▸ **Task statement**: Render every one of the lines below as a numbered list, skipping any blank lines.

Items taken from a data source
———

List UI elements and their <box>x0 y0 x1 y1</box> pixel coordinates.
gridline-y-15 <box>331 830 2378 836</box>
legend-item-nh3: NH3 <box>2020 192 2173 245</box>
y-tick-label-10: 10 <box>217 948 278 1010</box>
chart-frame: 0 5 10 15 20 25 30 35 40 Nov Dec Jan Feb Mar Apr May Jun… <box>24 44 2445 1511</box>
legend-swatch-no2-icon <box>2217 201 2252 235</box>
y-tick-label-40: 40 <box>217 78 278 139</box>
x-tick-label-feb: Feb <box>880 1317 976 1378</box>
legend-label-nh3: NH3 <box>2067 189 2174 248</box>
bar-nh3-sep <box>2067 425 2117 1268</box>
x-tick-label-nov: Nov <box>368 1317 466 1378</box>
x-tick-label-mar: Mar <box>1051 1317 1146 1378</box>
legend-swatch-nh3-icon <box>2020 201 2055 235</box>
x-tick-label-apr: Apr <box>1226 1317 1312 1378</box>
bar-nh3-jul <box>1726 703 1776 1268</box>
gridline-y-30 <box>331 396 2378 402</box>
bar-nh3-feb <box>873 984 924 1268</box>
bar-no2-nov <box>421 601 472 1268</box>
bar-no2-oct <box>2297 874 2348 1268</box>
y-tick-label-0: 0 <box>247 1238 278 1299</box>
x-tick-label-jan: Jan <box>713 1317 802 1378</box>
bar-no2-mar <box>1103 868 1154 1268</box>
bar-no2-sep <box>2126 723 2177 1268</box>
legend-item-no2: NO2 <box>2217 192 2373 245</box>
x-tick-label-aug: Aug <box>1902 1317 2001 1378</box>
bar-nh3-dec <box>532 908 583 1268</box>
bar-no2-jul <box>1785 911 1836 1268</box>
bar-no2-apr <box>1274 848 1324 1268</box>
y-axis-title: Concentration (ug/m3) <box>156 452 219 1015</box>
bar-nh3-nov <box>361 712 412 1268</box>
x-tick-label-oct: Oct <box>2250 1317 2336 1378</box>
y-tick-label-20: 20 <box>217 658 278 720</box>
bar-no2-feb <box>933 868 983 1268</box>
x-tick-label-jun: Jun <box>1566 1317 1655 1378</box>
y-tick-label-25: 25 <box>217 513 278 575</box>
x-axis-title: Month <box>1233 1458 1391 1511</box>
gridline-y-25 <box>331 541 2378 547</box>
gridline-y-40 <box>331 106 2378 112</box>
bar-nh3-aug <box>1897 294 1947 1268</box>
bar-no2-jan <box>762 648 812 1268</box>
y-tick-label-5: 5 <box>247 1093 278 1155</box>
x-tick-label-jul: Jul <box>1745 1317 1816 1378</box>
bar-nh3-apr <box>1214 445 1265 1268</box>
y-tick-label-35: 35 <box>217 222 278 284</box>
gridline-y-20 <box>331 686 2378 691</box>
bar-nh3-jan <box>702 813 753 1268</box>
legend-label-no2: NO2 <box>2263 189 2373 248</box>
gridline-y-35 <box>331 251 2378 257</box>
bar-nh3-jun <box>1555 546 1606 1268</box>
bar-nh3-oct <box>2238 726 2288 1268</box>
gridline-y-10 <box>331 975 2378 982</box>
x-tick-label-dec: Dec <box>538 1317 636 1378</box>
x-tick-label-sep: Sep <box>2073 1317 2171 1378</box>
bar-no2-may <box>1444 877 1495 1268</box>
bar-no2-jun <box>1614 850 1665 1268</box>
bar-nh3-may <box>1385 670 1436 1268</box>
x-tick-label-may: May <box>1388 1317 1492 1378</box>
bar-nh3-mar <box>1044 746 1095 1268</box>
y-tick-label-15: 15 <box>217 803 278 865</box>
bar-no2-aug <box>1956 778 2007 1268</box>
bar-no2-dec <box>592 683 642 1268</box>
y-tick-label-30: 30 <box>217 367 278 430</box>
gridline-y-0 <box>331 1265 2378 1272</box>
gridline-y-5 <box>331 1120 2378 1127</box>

———

▸ **Worked solution**:
1. List UI elements and their <box>x0 y0 x1 y1</box> pixel coordinates.
2. gridline-y-15 <box>331 830 2378 836</box>
3. legend-item-nh3: NH3 <box>2020 192 2173 245</box>
4. y-tick-label-10: 10 <box>217 948 278 1010</box>
5. chart-frame: 0 5 10 15 20 25 30 35 40 Nov Dec Jan Feb Mar Apr May Jun… <box>24 44 2445 1511</box>
6. legend-swatch-no2-icon <box>2217 201 2252 235</box>
7. y-tick-label-40: 40 <box>217 78 278 139</box>
8. x-tick-label-feb: Feb <box>880 1317 976 1378</box>
9. legend-label-nh3: NH3 <box>2067 189 2174 248</box>
10. bar-nh3-sep <box>2067 425 2117 1268</box>
11. x-tick-label-nov: Nov <box>368 1317 466 1378</box>
12. x-tick-label-mar: Mar <box>1051 1317 1146 1378</box>
13. legend-swatch-nh3-icon <box>2020 201 2055 235</box>
14. x-tick-label-apr: Apr <box>1226 1317 1312 1378</box>
15. bar-nh3-jul <box>1726 703 1776 1268</box>
16. gridline-y-30 <box>331 396 2378 402</box>
17. bar-nh3-feb <box>873 984 924 1268</box>
18. bar-no2-nov <box>421 601 472 1268</box>
19. bar-no2-oct <box>2297 874 2348 1268</box>
20. y-tick-label-0: 0 <box>247 1238 278 1299</box>
21. x-tick-label-jan: Jan <box>713 1317 802 1378</box>
22. bar-no2-mar <box>1103 868 1154 1268</box>
23. bar-no2-sep <box>2126 723 2177 1268</box>
24. legend-item-no2: NO2 <box>2217 192 2373 245</box>
25. x-tick-label-aug: Aug <box>1902 1317 2001 1378</box>
26. bar-nh3-dec <box>532 908 583 1268</box>
27. bar-no2-jul <box>1785 911 1836 1268</box>
28. bar-no2-apr <box>1274 848 1324 1268</box>
29. y-axis-title: Concentration (ug/m3) <box>156 452 219 1015</box>
30. bar-nh3-nov <box>361 712 412 1268</box>
31. x-tick-label-oct: Oct <box>2250 1317 2336 1378</box>
32. y-tick-label-20: 20 <box>217 658 278 720</box>
33. bar-no2-feb <box>933 868 983 1268</box>
34. x-tick-label-jun: Jun <box>1566 1317 1655 1378</box>
35. y-tick-label-25: 25 <box>217 513 278 575</box>
36. x-axis-title: Month <box>1233 1458 1391 1511</box>
37. gridline-y-25 <box>331 541 2378 547</box>
38. gridline-y-40 <box>331 106 2378 112</box>
39. bar-nh3-aug <box>1897 294 1947 1268</box>
40. bar-no2-jan <box>762 648 812 1268</box>
41. y-tick-label-5: 5 <box>247 1093 278 1155</box>
42. x-tick-label-jul: Jul <box>1745 1317 1816 1378</box>
43. bar-nh3-apr <box>1214 445 1265 1268</box>
44. y-tick-label-35: 35 <box>217 222 278 284</box>
45. gridline-y-20 <box>331 686 2378 691</box>
46. bar-nh3-jan <box>702 813 753 1268</box>
47. legend-label-no2: NO2 <box>2263 189 2373 248</box>
48. gridline-y-35 <box>331 251 2378 257</box>
49. bar-nh3-jun <box>1555 546 1606 1268</box>
50. bar-nh3-oct <box>2238 726 2288 1268</box>
51. gridline-y-10 <box>331 975 2378 982</box>
52. x-tick-label-dec: Dec <box>538 1317 636 1378</box>
53. x-tick-label-sep: Sep <box>2073 1317 2171 1378</box>
54. bar-no2-may <box>1444 877 1495 1268</box>
55. bar-no2-jun <box>1614 850 1665 1268</box>
56. bar-nh3-may <box>1385 670 1436 1268</box>
57. x-tick-label-may: May <box>1388 1317 1492 1378</box>
58. bar-nh3-mar <box>1044 746 1095 1268</box>
59. y-tick-label-15: 15 <box>217 803 278 865</box>
60. bar-no2-aug <box>1956 778 2007 1268</box>
61. bar-no2-dec <box>592 683 642 1268</box>
62. y-tick-label-30: 30 <box>217 367 278 430</box>
63. gridline-y-0 <box>331 1265 2378 1272</box>
64. gridline-y-5 <box>331 1120 2378 1127</box>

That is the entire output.